• JOB
The records that follow must be reproduced in full, exactly as written.

• MATERIAL PROVIDED

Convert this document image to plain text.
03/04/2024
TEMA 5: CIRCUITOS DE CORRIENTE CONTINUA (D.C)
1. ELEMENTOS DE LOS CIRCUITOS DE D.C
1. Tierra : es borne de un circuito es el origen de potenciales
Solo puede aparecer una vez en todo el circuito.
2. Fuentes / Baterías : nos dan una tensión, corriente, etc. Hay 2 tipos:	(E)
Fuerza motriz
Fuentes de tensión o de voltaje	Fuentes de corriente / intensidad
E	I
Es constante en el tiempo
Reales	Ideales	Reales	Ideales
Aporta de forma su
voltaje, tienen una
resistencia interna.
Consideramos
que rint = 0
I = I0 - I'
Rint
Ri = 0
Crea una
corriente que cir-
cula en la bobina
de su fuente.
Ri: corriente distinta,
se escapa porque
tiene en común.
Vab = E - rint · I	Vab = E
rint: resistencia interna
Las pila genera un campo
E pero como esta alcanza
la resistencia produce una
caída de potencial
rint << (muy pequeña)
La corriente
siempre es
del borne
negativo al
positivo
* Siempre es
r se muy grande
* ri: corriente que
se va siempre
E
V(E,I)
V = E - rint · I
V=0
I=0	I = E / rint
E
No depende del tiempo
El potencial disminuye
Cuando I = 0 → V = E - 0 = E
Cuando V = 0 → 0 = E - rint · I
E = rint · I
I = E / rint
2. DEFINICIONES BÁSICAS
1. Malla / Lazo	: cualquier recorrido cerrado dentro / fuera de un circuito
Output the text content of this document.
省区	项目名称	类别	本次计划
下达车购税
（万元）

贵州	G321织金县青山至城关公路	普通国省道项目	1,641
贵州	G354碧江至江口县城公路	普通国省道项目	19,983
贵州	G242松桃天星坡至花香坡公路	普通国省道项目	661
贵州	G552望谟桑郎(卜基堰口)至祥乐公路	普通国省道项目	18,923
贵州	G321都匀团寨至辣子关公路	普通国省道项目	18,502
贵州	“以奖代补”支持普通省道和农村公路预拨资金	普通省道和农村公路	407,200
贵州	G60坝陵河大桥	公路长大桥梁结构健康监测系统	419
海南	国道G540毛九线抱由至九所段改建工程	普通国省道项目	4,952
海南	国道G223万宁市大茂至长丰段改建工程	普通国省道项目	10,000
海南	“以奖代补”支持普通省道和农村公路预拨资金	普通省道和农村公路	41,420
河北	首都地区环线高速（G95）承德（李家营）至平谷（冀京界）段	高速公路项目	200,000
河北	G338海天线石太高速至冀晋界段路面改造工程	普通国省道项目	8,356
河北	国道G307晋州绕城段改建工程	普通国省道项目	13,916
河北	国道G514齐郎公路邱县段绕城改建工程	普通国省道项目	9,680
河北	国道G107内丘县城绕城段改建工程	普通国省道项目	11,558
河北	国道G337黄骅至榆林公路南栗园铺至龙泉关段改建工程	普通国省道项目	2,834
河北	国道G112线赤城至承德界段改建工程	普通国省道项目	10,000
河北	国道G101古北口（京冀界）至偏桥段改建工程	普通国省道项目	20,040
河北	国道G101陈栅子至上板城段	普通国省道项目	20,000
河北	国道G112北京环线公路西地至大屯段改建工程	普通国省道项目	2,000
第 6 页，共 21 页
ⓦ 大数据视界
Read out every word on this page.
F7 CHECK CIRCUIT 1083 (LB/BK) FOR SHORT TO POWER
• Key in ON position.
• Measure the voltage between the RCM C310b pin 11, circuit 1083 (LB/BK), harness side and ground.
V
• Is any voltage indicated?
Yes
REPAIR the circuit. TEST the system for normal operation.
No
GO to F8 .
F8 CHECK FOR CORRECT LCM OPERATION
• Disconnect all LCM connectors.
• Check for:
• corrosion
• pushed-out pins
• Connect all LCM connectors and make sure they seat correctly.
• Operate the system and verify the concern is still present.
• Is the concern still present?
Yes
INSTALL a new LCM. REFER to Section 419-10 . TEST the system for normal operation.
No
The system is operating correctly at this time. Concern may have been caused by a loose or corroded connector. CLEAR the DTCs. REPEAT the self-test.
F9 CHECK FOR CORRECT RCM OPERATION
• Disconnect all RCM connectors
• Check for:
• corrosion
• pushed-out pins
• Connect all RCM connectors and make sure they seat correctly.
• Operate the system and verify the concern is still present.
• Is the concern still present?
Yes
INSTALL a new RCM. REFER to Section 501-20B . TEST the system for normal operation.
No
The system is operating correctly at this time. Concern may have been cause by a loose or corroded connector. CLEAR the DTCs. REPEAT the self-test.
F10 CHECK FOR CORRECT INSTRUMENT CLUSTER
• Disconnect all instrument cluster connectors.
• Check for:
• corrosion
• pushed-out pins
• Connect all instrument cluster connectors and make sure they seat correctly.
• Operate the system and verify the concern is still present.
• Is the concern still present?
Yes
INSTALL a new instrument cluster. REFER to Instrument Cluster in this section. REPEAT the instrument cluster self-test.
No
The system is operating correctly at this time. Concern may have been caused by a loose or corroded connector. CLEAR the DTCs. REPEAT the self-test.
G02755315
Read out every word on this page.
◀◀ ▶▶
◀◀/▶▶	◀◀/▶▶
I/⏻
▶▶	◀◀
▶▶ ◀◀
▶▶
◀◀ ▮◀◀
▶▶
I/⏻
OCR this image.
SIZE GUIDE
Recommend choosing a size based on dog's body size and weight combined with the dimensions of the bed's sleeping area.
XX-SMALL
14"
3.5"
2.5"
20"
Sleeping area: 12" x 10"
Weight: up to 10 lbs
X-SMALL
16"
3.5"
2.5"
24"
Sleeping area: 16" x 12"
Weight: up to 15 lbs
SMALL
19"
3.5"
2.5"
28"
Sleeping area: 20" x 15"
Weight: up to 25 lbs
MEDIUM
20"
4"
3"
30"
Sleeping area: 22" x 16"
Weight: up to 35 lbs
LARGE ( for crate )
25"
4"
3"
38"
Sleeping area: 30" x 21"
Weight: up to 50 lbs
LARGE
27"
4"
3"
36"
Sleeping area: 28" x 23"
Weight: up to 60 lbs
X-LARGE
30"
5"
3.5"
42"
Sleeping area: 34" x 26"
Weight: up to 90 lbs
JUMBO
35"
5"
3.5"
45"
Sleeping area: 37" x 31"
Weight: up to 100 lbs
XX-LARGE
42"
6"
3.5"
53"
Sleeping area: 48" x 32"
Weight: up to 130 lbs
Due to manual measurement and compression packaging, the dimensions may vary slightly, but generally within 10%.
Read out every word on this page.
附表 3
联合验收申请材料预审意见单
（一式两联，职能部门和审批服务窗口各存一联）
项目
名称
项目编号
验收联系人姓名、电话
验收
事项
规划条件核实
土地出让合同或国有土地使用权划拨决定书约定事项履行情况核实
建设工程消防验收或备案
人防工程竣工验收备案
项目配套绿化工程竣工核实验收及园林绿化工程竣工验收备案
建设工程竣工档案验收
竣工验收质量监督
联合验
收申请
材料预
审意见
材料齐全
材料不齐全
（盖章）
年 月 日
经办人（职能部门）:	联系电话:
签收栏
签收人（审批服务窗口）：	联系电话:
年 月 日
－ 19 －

• THE RESULT
Convert this document image to plain text.
03/04/2024
TEMA 5: CIRCUITOS DE CORRIENTE CONTINUA (D.C)
1. ELEMENTOS DE LOS CIRCUITOS DE D.C
1. Tierra : es borne de un circuito es el origen de potenciales
Solo puede aparecer una vez en todo el circuito.
2. Fuentes / Baterías : nos dan una tensión, corriente, etc. Hay 2 tipos:	(E)
Fuerza motriz
Fuentes de tensión o de voltaje	Fuentes de corriente / intensidad
E	I
Es constante en el tiempo
Reales	Ideales	Reales	Ideales
Aporta de forma su
voltaje, tienen una
resistencia interna.
Consideramos
que rint = 0
I = I0 - I'
Rint
Ri = 0
Crea una
corriente que cir-
cula en la bobina
de su fuente.
Ri: corriente distinta,
se escapa porque
tiene en común.
Vab = E - rint · I	Vab = E
rint: resistencia interna
Las pila genera un campo
E pero como esta alcanza
la resistencia produce una
caída de potencial
rint << (muy pequeña)
La corriente
siempre es
del borne
negativo al
positivo
* Siempre es
r se muy grande
* ri: corriente que
se va siempre
E
V(E,I)
V = E - rint · I
V=0
I=0	I = E / rint
E
No depende del tiempo
El potencial disminuye
Cuando I = 0 → V = E - 0 = E
Cuando V = 0 → 0 = E - rint · I
E = rint · I
I = E / rint
2. DEFINICIONES BÁSICAS
1. Malla / Lazo	: cualquier recorrido cerrado dentro / fuera de un circuito
Output the text content of this document.
省区	项目名称	类别	本次计划
下达车购税
（万元）

贵州	G321织金县青山至城关公路	普通国省道项目	1,641
贵州	G354碧江至江口县城公路	普通国省道项目	19,983
贵州	G242松桃天星坡至花香坡公路	普通国省道项目	661
贵州	G552望谟桑郎(卜基堰口)至祥乐公路	普通国省道项目	18,923
贵州	G321都匀团寨至辣子关公路	普通国省道项目	18,502
贵州	“以奖代补”支持普通省道和农村公路预拨资金	普通省道和农村公路	407,200
贵州	G60坝陵河大桥	公路长大桥梁结构健康监测系统	419
海南	国道G540毛九线抱由至九所段改建工程	普通国省道项目	4,952
海南	国道G223万宁市大茂至长丰段改建工程	普通国省道项目	10,000
海南	“以奖代补”支持普通省道和农村公路预拨资金	普通省道和农村公路	41,420
河北	首都地区环线高速（G95）承德（李家营）至平谷（冀京界）段	高速公路项目	200,000
河北	G338海天线石太高速至冀晋界段路面改造工程	普通国省道项目	8,356
河北	国道G307晋州绕城段改建工程	普通国省道项目	13,916
河北	国道G514齐郎公路邱县段绕城改建工程	普通国省道项目	9,680
河北	国道G107内丘县城绕城段改建工程	普通国省道项目	11,558
河北	国道G337黄骅至榆林公路南栗园铺至龙泉关段改建工程	普通国省道项目	2,834
河北	国道G112线赤城至承德界段改建工程	普通国省道项目	10,000
河北	国道G101古北口（京冀界）至偏桥段改建工程	普通国省道项目	20,040
河北	国道G101陈栅子至上板城段	普通国省道项目	20,000
河北	国道G112北京环线公路西地至大屯段改建工程	普通国省道项目	2,000
第 6 页，共 21 页
ⓦ 大数据视界
Read out every word on this page.
F7 CHECK CIRCUIT 1083 (LB/BK) FOR SHORT TO POWER
• Key in ON position.
• Measure the voltage between the RCM C310b pin 11, circuit 1083 (LB/BK), harness side and ground.
V
• Is any voltage indicated?
Yes
REPAIR the circuit. TEST the system for normal operation.
No
GO to F8 .
F8 CHECK FOR CORRECT LCM OPERATION
• Disconnect all LCM connectors.
• Check for:
• corrosion
• pushed-out pins
• Connect all LCM connectors and make sure they seat correctly.
• Operate the system and verify the concern is still present.
• Is the concern still present?
Yes
INSTALL a new LCM. REFER to Section 419-10 . TEST the system for normal operation.
No
The system is operating correctly at this time. Concern may have been caused by a loose or corroded connector. CLEAR the DTCs. REPEAT the self-test.
F9 CHECK FOR CORRECT RCM OPERATION
• Disconnect all RCM connectors
• Check for:
• corrosion
• pushed-out pins
• Connect all RCM connectors and make sure they seat correctly.
• Operate the system and verify the concern is still present.
• Is the concern still present?
Yes
INSTALL a new RCM. REFER to Section 501-20B . TEST the system for normal operation.
No
The system is operating correctly at this time. Concern may have been cause by a loose or corroded connector. CLEAR the DTCs. REPEAT the self-test.
F10 CHECK FOR CORRECT INSTRUMENT CLUSTER
• Disconnect all instrument cluster connectors.
• Check for:
• corrosion
• pushed-out pins
• Connect all instrument cluster connectors and make sure they seat correctly.
• Operate the system and verify the concern is still present.
• Is the concern still present?
Yes
INSTALL a new instrument cluster. REFER to Instrument Cluster in this section. REPEAT the instrument cluster self-test.
No
The system is operating correctly at this time. Concern may have been caused by a loose or corroded connector. CLEAR the DTCs. REPEAT the self-test.
G02755315
Read out every word on this page.
◀◀ ▶▶
◀◀/▶▶	◀◀/▶▶
I/⏻
▶▶	◀◀
▶▶ ◀◀
▶▶
◀◀ ▮◀◀
▶▶
I/⏻
OCR this image.
SIZE GUIDE
Recommend choosing a size based on dog's body size and weight combined with the dimensions of the bed's sleeping area.
XX-SMALL
14"
3.5"
2.5"
20"
Sleeping area: 12" x 10"
Weight: up to 10 lbs
X-SMALL
16"
3.5"
2.5"
24"
Sleeping area: 16" x 12"
Weight: up to 15 lbs
SMALL
19"
3.5"
2.5"
28"
Sleeping area: 20" x 15"
Weight: up to 25 lbs
MEDIUM
20"
4"
3"
30"
Sleeping area: 22" x 16"
Weight: up to 35 lbs
LARGE ( for crate )
25"
4"
3"
38"
Sleeping area: 30" x 21"
Weight: up to 50 lbs
LARGE
27"
4"
3"
36"
Sleeping area: 28" x 23"
Weight: up to 60 lbs
X-LARGE
30"
5"
3.5"
42"
Sleeping area: 34" x 26"
Weight: up to 90 lbs
JUMBO
35"
5"
3.5"
45"
Sleeping area: 37" x 31"
Weight: up to 100 lbs
XX-LARGE
42"
6"
3.5"
53"
Sleeping area: 48" x 32"
Weight: up to 130 lbs
Due to manual measurement and compression packaging, the dimensions may vary slightly, but generally within 10%.
Read out every word on this page.
附表 3
联合验收申请材料预审意见单
（一式两联，职能部门和审批服务窗口各存一联）
项目
名称
项目编号
验收联系人姓名、电话
验收
事项
规划条件核实
土地出让合同或国有土地使用权划拨决定书约定事项履行情况核实
建设工程消防验收或备案
人防工程竣工验收备案
项目配套绿化工程竣工核实验收及园林绿化工程竣工验收备案
建设工程竣工档案验收
竣工验收质量监督
联合验
收申请
材料预
审意见
材料齐全
材料不齐全
（盖章）
年 月 日
经办人（职能部门）:	联系电话:
签收栏
签收人（审批服务窗口）：	联系电话:
年 月 日
－ 19 －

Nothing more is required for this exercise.